**STATED EXERCISE**. Go through the listing below and list every line with "construction".

——————

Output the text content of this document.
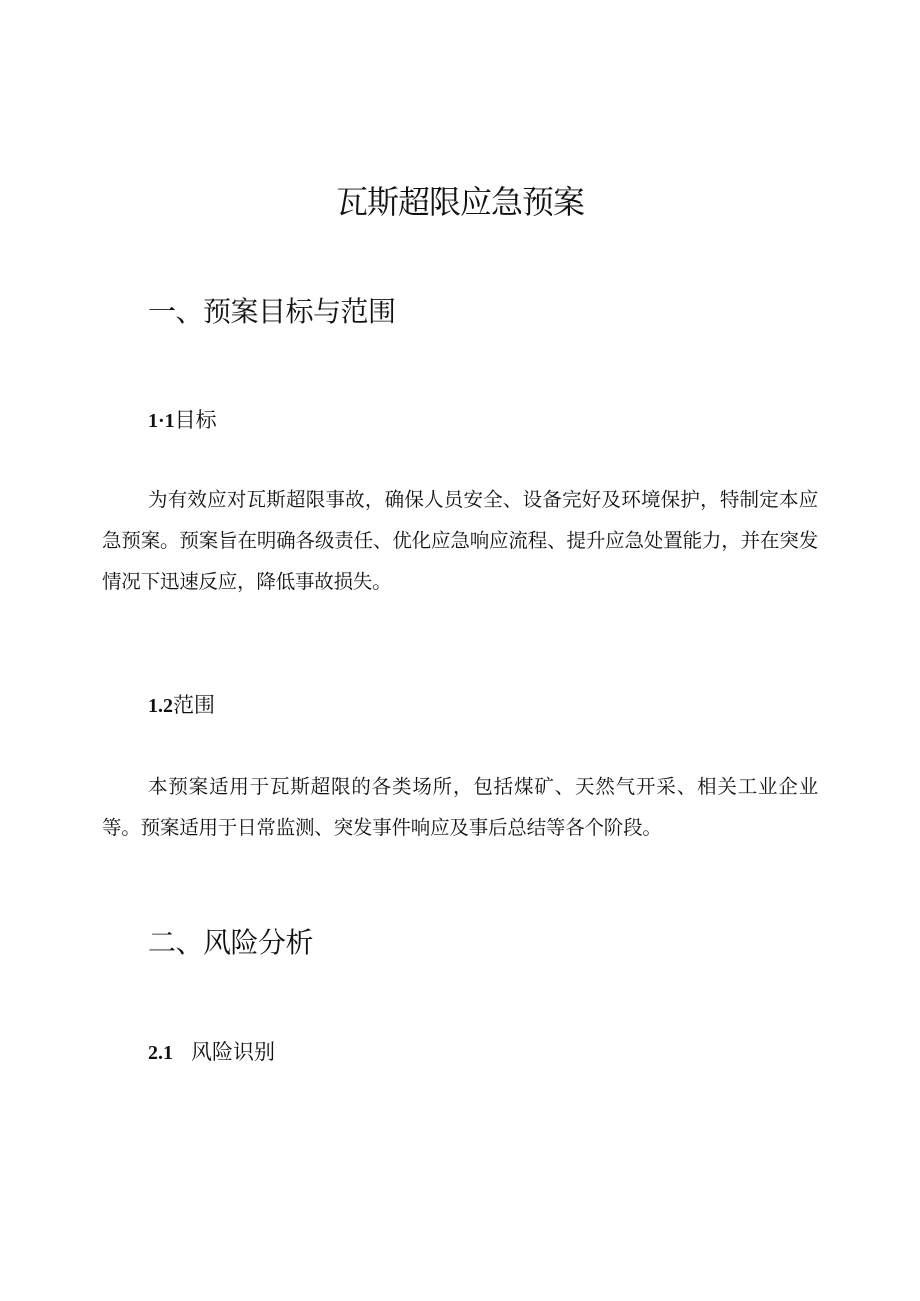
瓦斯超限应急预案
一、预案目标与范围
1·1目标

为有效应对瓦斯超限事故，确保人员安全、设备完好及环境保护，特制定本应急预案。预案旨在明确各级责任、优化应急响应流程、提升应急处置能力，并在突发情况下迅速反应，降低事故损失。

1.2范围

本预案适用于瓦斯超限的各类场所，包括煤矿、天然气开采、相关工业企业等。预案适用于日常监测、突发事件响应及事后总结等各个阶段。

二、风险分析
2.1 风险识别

——————

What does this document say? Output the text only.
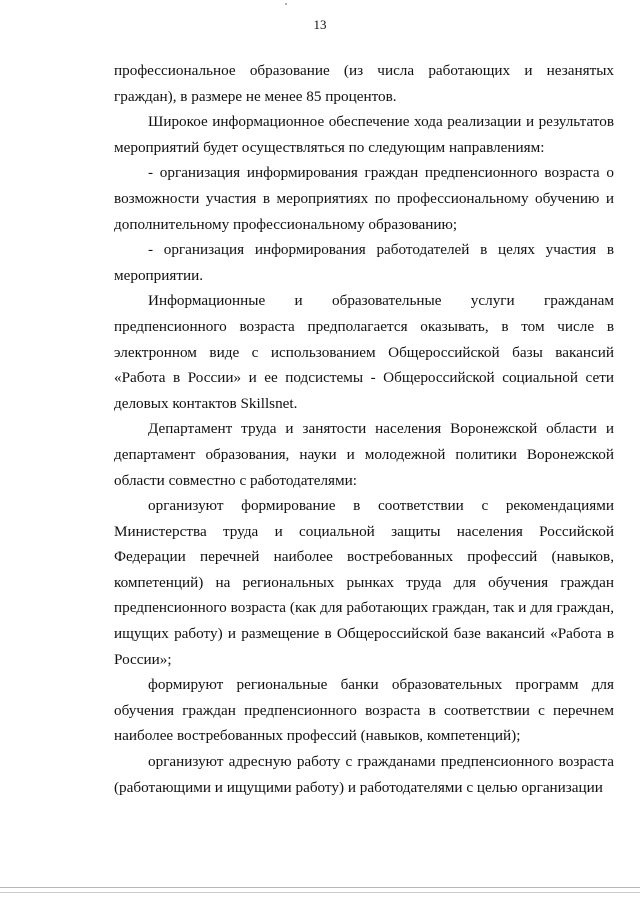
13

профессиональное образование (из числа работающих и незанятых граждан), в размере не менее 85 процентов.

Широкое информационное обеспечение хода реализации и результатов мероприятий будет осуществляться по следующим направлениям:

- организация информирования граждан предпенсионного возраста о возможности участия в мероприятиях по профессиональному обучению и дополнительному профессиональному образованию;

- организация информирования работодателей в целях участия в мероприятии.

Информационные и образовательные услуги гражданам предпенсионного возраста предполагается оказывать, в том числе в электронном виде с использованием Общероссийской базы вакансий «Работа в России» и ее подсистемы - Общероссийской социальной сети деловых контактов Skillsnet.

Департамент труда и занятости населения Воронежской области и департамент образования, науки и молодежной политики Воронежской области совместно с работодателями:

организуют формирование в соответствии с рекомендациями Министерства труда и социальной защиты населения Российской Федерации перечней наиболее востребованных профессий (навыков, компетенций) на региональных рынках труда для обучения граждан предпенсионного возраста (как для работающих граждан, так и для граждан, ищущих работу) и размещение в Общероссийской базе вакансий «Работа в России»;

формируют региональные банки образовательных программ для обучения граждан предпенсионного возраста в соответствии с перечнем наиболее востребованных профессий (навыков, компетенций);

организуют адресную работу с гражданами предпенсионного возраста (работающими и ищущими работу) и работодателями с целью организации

——————

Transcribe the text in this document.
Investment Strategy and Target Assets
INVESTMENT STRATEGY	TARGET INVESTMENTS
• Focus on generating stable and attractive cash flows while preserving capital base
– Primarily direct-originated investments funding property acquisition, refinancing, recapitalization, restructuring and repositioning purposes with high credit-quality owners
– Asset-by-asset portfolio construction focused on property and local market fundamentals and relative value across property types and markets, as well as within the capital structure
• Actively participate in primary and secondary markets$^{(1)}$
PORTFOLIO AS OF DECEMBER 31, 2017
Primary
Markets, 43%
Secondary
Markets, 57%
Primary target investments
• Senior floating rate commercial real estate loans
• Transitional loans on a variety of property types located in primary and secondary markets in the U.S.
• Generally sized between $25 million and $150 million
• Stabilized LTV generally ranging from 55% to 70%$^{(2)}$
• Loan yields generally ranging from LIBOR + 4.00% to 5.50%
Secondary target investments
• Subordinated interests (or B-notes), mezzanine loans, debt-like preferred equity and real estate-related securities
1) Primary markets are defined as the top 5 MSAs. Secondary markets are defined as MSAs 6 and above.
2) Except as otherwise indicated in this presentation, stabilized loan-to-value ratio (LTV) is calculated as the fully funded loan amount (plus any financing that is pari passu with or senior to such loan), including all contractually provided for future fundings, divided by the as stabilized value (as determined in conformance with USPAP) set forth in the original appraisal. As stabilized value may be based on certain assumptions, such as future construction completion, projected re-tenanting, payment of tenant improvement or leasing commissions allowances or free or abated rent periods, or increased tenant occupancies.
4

——————

**EXERCISE OUTPUT**.
– Asset-by-asset portfolio construction focused on property and local market fundamentals and relative value across property types and markets, as well as within the capital structure
2) Except as otherwise indicated in this presentation, stabilized loan-to-value ratio (LTV) is calculated as the fully funded loan amount (plus any financing that is pari passu with or senior to such loan), including all contractually provided for future fundings, divided by the as stabilized value (as determined in conformance with USPAP) set forth in the original appraisal. As stabilized value may be based on certain assumptions, such as future construction completion, projected re-tenanting, payment of tenant improvement or leasing commissions allowances or free or abated rent periods, or increased tenant occupancies.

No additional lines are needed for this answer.